# START OF SOURCE MATERIAL

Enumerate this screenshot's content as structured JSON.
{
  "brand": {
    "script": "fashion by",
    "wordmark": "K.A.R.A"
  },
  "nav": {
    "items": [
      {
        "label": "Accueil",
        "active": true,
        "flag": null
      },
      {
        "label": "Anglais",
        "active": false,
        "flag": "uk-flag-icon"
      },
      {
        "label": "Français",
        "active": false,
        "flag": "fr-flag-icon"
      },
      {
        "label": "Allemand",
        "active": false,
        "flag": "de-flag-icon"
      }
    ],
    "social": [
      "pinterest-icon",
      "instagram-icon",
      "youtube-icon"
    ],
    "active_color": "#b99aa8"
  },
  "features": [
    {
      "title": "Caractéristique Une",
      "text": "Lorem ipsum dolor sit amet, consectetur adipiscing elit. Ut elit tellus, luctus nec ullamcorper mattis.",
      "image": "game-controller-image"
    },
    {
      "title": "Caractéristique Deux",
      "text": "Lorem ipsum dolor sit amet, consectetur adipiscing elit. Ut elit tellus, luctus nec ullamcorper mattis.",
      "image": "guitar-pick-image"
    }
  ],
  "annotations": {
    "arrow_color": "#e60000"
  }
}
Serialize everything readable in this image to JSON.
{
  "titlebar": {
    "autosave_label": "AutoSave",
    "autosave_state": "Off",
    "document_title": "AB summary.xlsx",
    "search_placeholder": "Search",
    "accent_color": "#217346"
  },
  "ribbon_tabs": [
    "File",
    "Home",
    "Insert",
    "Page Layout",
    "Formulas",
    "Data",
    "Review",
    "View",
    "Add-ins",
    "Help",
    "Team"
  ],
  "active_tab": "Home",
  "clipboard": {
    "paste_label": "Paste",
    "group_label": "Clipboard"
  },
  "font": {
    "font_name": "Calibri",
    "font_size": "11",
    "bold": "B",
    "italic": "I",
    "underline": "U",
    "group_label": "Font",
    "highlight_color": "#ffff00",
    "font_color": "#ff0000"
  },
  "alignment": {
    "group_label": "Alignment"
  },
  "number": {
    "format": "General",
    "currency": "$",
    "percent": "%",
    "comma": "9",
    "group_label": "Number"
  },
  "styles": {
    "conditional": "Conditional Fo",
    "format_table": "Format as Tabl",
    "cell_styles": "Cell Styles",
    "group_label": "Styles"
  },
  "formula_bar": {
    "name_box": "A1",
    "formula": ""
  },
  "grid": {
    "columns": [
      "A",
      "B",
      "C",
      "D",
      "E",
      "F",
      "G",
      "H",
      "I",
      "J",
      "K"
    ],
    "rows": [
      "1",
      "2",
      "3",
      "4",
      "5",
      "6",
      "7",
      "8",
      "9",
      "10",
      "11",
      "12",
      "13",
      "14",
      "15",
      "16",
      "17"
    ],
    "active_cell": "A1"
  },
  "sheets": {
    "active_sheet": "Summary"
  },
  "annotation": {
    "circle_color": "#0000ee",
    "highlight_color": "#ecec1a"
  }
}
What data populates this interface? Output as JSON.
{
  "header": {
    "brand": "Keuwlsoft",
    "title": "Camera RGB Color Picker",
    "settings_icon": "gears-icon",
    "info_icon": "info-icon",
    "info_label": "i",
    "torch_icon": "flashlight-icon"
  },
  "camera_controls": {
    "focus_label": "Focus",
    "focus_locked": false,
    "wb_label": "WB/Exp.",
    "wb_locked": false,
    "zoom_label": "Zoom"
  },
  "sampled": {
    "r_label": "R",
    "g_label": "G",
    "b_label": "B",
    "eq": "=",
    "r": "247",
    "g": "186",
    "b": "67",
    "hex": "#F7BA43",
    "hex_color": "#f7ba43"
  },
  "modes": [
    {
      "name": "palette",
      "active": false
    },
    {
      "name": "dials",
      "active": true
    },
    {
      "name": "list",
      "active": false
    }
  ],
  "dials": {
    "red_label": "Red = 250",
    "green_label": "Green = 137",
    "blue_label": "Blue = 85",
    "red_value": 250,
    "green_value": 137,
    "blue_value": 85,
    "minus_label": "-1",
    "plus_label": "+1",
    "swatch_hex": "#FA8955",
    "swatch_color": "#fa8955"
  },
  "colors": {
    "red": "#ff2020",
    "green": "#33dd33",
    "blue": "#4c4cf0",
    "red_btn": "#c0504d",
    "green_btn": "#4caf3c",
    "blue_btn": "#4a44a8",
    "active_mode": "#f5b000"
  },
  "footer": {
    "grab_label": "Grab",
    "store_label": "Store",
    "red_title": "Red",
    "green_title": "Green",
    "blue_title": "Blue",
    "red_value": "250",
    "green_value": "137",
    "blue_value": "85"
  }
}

# END OF SOURCE MATERIAL

### [INSTRUCTION]
Restate the whole listing exactly, leaving out nothing.

### [RESPONSE BELOW]
Enumerate this screenshot's content as structured JSON.
{
  "brand": {
    "script": "fashion by",
    "wordmark": "K.A.R.A"
  },
  "nav": {
    "items": [
      {
        "label": "Accueil",
        "active": true,
        "flag": null
      },
      {
        "label": "Anglais",
        "active": false,
        "flag": "uk-flag-icon"
      },
      {
        "label": "Français",
        "active": false,
        "flag": "fr-flag-icon"
      },
      {
        "label": "Allemand",
        "active": false,
        "flag": "de-flag-icon"
      }
    ],
    "social": [
      "pinterest-icon",
      "instagram-icon",
      "youtube-icon"
    ],
    "active_color": "#b99aa8"
  },
  "features": [
    {
      "title": "Caractéristique Une",
      "text": "Lorem ipsum dolor sit amet, consectetur adipiscing elit. Ut elit tellus, luctus nec ullamcorper mattis.",
      "image": "game-controller-image"
    },
    {
      "title": "Caractéristique Deux",
      "text": "Lorem ipsum dolor sit amet, consectetur adipiscing elit. Ut elit tellus, luctus nec ullamcorper mattis.",
      "image": "guitar-pick-image"
    }
  ],
  "annotations": {
    "arrow_color": "#e60000"
  }
}
Serialize everything readable in this image to JSON.
{
  "titlebar": {
    "autosave_label": "AutoSave",
    "autosave_state": "Off",
    "document_title": "AB summary.xlsx",
    "search_placeholder": "Search",
    "accent_color": "#217346"
  },
  "ribbon_tabs": [
    "File",
    "Home",
    "Insert",
    "Page Layout",
    "Formulas",
    "Data",
    "Review",
    "View",
    "Add-ins",
    "Help",
    "Team"
  ],
  "active_tab": "Home",
  "clipboard": {
    "paste_label": "Paste",
    "group_label": "Clipboard"
  },
  "font": {
    "font_name": "Calibri",
    "font_size": "11",
    "bold": "B",
    "italic": "I",
    "underline": "U",
    "group_label": "Font",
    "highlight_color": "#ffff00",
    "font_color": "#ff0000"
  },
  "alignment": {
    "group_label": "Alignment"
  },
  "number": {
    "format": "General",
    "currency": "$",
    "percent": "%",
    "comma": "9",
    "group_label": "Number"
  },
  "styles": {
    "conditional": "Conditional Fo",
    "format_table": "Format as Tabl",
    "cell_styles": "Cell Styles",
    "group_label": "Styles"
  },
  "formula_bar": {
    "name_box": "A1",
    "formula": ""
  },
  "grid": {
    "columns": [
      "A",
      "B",
      "C",
      "D",
      "E",
      "F",
      "G",
      "H",
      "I",
      "J",
      "K"
    ],
    "rows": [
      "1",
      "2",
      "3",
      "4",
      "5",
      "6",
      "7",
      "8",
      "9",
      "10",
      "11",
      "12",
      "13",
      "14",
      "15",
      "16",
      "17"
    ],
    "active_cell": "A1"
  },
  "sheets": {
    "active_sheet": "Summary"
  },
  "annotation": {
    "circle_color": "#0000ee",
    "highlight_color": "#ecec1a"
  }
}
What data populates this interface? Output as JSON.
{
  "header": {
    "brand": "Keuwlsoft",
    "title": "Camera RGB Color Picker",
    "settings_icon": "gears-icon",
    "info_icon": "info-icon",
    "info_label": "i",
    "torch_icon": "flashlight-icon"
  },
  "camera_controls": {
    "focus_label": "Focus",
    "focus_locked": false,
    "wb_label": "WB/Exp.",
    "wb_locked": false,
    "zoom_label": "Zoom"
  },
  "sampled": {
    "r_label": "R",
    "g_label": "G",
    "b_label": "B",
    "eq": "=",
    "r": "247",
    "g": "186",
    "b": "67",
    "hex": "#F7BA43",
    "hex_color": "#f7ba43"
  },
  "modes": [
    {
      "name": "palette",
      "active": false
    },
    {
      "name": "dials",
      "active": true
    },
    {
      "name": "list",
      "active": false
    }
  ],
  "dials": {
    "red_label": "Red = 250",
    "green_label": "Green = 137",
    "blue_label": "Blue = 85",
    "red_value": 250,
    "green_value": 137,
    "blue_value": 85,
    "minus_label": "-1",
    "plus_label": "+1",
    "swatch_hex": "#FA8955",
    "swatch_color": "#fa8955"
  },
  "colors": {
    "red": "#ff2020",
    "green": "#33dd33",
    "blue": "#4c4cf0",
    "red_btn": "#c0504d",
    "green_btn": "#4caf3c",
    "blue_btn": "#4a44a8",
    "active_mode": "#f5b000"
  },
  "footer": {
    "grab_label": "Grab",
    "store_label": "Store",
    "red_title": "Red",
    "green_title": "Green",
    "blue_title": "Blue",
    "red_value": "250",
    "green_value": "137",
    "blue_value": "85"
  }
}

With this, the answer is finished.